↓↓↓

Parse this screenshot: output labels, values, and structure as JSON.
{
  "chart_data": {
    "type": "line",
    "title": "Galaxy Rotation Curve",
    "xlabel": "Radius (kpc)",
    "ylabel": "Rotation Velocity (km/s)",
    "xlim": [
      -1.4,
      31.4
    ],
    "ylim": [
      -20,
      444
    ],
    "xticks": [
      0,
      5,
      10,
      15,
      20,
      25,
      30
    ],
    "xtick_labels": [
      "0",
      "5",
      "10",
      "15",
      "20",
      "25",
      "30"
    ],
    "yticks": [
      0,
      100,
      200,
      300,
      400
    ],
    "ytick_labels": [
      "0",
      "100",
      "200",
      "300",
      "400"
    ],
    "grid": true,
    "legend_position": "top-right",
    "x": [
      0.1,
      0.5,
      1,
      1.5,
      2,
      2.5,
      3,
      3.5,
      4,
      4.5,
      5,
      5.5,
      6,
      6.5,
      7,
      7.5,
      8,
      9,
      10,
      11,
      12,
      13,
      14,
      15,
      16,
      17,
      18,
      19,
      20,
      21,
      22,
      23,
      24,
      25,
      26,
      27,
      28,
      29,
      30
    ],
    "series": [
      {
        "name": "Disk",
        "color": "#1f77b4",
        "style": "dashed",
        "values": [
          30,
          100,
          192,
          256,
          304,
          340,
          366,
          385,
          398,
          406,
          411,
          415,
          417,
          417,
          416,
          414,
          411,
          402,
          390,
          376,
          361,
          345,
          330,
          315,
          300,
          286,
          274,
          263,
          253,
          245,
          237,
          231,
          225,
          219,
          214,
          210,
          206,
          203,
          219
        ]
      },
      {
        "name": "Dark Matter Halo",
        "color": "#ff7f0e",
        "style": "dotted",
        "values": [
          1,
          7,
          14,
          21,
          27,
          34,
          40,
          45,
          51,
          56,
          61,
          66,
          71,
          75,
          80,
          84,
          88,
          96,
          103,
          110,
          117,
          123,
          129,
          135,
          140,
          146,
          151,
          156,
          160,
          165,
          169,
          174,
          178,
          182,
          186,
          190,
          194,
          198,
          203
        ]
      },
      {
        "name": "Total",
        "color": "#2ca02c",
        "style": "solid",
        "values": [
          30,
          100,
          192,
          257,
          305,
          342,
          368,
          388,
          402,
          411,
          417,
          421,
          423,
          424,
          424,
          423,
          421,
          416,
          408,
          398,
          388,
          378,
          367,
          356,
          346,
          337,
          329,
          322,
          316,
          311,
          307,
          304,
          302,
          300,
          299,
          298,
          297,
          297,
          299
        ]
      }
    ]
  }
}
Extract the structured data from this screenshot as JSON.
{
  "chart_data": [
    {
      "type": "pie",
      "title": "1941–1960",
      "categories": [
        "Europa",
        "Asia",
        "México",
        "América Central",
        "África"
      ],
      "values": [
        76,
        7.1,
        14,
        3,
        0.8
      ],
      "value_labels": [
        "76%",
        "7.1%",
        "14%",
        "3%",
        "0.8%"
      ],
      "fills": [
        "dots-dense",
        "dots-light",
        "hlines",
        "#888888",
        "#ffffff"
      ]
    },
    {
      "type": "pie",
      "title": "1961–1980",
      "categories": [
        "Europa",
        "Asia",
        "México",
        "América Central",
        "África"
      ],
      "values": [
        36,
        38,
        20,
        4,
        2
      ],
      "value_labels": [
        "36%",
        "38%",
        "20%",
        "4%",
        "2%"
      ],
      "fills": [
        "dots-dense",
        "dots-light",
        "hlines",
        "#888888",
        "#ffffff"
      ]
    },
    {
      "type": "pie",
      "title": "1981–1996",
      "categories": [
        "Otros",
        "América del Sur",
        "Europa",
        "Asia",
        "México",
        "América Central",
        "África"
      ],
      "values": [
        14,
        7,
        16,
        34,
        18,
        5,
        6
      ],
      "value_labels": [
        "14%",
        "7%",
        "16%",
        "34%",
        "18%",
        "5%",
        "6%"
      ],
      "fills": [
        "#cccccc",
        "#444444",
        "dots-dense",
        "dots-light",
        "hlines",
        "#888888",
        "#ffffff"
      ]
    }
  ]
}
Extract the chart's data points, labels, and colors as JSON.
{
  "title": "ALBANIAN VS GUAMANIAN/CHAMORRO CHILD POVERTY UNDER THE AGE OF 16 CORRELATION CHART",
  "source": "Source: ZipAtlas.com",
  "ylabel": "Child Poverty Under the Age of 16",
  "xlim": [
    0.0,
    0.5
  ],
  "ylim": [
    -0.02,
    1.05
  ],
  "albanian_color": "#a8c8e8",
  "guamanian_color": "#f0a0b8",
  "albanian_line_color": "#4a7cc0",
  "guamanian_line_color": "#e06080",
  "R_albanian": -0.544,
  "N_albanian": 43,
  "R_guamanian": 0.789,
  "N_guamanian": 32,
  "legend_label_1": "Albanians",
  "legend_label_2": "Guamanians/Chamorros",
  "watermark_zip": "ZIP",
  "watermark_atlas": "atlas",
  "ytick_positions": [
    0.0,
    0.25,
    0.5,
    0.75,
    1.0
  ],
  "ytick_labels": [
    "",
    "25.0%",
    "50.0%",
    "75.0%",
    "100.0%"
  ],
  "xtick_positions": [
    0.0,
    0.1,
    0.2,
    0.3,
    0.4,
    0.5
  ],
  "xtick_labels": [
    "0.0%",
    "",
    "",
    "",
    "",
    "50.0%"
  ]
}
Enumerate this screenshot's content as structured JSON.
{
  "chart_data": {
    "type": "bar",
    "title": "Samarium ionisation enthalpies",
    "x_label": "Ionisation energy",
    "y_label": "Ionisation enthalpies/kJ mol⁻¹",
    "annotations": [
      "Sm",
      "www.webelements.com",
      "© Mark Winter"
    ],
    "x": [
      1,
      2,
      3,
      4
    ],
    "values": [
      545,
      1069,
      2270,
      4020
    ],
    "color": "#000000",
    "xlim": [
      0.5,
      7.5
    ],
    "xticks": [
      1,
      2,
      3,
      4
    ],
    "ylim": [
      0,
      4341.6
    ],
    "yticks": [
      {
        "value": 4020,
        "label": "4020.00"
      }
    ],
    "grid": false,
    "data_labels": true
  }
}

↑↑↑

**WRITTEN REQUEST:**
The required answer is a single number: the count of lines in the entries that hold the string "screenshot".

**SOLUTION BELOW:**
3